> Task instructions:
Select lines where the word "piece" appears.

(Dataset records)
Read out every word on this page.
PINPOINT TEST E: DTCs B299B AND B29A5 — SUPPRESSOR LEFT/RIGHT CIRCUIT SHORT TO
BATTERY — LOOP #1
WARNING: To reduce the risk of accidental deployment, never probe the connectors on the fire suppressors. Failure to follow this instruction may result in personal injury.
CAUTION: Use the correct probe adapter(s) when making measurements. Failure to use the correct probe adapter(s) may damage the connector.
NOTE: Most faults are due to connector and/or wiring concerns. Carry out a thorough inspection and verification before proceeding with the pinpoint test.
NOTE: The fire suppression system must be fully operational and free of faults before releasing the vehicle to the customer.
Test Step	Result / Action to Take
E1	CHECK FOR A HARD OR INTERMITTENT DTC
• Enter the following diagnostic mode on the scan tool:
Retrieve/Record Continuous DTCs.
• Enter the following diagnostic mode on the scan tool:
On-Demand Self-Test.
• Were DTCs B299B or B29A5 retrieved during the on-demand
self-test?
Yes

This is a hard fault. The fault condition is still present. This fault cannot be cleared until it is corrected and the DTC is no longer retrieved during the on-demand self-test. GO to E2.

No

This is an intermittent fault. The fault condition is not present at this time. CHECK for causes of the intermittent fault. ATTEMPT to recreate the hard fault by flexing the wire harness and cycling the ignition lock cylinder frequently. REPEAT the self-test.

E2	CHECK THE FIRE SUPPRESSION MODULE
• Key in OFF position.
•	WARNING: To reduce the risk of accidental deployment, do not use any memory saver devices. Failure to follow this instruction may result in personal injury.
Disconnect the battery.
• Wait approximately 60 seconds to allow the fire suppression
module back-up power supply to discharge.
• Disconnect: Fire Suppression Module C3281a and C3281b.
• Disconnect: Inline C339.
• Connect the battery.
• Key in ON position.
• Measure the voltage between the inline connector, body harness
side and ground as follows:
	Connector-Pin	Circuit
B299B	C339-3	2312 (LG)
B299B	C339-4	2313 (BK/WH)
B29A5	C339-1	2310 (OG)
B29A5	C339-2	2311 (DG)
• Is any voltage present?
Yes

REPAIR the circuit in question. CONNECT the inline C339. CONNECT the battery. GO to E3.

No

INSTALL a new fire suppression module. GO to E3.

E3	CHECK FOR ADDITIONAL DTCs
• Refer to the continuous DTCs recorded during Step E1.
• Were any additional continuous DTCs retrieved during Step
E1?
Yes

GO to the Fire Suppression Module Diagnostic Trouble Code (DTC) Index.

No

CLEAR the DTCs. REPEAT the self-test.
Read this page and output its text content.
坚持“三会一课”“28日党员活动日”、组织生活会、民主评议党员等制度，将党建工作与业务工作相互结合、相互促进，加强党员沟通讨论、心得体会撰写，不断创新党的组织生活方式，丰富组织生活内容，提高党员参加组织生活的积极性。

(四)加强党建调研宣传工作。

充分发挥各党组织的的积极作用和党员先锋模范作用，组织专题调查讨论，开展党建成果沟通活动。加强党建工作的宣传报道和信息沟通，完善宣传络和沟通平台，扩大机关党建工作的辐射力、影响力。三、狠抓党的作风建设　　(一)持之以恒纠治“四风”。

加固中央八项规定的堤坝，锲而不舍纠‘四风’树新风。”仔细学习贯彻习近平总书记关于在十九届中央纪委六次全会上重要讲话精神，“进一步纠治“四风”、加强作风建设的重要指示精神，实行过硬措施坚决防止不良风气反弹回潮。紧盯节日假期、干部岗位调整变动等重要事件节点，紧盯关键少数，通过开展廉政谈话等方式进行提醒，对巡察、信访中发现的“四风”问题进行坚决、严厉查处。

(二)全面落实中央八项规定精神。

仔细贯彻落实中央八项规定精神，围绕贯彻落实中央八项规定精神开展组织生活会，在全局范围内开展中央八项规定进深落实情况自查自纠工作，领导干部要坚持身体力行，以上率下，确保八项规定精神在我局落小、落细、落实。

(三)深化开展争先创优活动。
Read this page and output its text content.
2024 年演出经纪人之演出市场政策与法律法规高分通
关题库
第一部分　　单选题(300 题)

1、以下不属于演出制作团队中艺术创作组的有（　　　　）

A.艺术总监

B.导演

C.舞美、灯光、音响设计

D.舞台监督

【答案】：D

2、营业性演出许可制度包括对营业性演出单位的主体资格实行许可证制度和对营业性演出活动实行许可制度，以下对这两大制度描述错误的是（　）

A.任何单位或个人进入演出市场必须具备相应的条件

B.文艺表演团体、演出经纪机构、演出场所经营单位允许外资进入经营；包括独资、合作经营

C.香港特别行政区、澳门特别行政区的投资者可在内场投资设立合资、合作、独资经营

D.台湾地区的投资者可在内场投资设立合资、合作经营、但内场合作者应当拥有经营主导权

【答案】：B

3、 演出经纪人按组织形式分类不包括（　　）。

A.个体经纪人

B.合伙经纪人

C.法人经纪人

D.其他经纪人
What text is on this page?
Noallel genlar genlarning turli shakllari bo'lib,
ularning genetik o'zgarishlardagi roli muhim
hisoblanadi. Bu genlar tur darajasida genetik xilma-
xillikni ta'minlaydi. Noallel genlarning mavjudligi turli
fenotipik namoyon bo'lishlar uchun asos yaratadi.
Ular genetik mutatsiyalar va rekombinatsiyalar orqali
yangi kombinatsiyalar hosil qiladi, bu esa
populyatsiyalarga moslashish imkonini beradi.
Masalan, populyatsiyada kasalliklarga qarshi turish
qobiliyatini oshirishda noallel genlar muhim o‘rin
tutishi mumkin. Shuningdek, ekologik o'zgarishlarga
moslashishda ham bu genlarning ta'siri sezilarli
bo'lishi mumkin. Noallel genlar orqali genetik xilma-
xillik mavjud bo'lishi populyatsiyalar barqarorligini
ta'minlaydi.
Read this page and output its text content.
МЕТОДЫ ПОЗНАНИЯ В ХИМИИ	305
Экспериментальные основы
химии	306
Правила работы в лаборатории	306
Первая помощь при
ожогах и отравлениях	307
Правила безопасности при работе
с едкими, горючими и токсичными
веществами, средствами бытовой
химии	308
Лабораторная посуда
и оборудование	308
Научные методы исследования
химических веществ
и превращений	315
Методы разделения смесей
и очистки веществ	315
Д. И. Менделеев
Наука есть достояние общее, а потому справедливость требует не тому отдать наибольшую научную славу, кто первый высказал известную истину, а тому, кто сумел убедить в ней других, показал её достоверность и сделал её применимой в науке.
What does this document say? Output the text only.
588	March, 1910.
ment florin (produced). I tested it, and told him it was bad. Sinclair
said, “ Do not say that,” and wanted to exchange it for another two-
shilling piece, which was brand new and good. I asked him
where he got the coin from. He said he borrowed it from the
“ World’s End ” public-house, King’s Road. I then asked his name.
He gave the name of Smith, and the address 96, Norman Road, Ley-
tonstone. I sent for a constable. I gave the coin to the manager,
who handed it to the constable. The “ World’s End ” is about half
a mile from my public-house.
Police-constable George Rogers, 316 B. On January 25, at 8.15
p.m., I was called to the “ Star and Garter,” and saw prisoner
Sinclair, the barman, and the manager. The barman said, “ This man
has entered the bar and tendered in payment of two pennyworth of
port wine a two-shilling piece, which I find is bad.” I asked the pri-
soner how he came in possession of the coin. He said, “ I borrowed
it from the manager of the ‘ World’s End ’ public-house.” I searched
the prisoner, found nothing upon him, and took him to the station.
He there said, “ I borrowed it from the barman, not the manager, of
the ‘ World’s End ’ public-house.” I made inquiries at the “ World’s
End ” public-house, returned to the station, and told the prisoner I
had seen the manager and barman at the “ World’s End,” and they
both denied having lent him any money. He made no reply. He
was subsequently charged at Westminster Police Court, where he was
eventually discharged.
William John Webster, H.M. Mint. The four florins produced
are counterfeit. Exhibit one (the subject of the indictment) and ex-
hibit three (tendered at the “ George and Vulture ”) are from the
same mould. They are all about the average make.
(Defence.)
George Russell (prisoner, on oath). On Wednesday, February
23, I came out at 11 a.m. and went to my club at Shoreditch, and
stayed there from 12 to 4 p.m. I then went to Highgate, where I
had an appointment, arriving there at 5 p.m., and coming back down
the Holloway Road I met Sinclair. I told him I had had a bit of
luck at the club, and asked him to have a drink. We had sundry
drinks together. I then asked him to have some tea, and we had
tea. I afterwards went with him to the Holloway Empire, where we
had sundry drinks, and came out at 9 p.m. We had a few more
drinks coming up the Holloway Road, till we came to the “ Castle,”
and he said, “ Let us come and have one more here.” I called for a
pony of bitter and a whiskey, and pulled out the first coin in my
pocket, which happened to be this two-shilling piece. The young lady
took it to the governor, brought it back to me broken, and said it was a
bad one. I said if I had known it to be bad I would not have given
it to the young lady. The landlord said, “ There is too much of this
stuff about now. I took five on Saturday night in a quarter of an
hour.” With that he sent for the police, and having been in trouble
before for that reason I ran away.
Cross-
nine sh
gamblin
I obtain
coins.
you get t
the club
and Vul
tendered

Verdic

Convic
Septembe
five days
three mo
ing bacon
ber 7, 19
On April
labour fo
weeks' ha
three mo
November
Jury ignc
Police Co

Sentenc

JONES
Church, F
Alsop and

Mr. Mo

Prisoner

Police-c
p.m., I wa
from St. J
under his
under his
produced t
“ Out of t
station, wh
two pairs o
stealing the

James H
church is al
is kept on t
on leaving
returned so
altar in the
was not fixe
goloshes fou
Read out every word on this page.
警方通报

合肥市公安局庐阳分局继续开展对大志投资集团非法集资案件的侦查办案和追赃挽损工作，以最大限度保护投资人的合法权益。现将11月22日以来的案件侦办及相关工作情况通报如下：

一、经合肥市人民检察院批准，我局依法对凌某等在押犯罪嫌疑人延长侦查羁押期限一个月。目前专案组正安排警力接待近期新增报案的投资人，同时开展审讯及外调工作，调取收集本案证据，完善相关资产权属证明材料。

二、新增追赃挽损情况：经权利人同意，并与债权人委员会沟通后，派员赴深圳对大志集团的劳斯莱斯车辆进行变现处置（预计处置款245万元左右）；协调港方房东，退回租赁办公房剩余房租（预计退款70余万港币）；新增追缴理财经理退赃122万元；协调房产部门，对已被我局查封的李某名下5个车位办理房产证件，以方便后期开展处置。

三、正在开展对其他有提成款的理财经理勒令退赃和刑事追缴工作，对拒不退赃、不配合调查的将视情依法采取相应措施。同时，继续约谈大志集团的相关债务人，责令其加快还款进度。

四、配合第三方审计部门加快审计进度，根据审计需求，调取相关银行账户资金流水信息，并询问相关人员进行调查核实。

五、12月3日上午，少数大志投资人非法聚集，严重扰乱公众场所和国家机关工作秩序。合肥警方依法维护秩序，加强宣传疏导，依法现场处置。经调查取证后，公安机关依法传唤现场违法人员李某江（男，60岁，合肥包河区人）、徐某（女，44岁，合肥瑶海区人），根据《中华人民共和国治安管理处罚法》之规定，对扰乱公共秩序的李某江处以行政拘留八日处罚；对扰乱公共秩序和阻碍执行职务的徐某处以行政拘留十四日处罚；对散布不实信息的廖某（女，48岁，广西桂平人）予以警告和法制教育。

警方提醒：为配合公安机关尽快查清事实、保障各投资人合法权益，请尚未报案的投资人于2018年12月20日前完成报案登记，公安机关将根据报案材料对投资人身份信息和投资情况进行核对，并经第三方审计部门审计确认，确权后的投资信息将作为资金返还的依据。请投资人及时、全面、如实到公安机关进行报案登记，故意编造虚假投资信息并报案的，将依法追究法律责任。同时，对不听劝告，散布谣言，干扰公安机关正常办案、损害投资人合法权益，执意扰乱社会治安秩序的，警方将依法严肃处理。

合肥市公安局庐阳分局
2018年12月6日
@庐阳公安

> Final answer:
shilling piece, which was brand new and good. I asked him
port wine a two-shilling piece, which I find is bad.” I asked the pri-
pocket, which happened to be this two-shilling piece. The young lady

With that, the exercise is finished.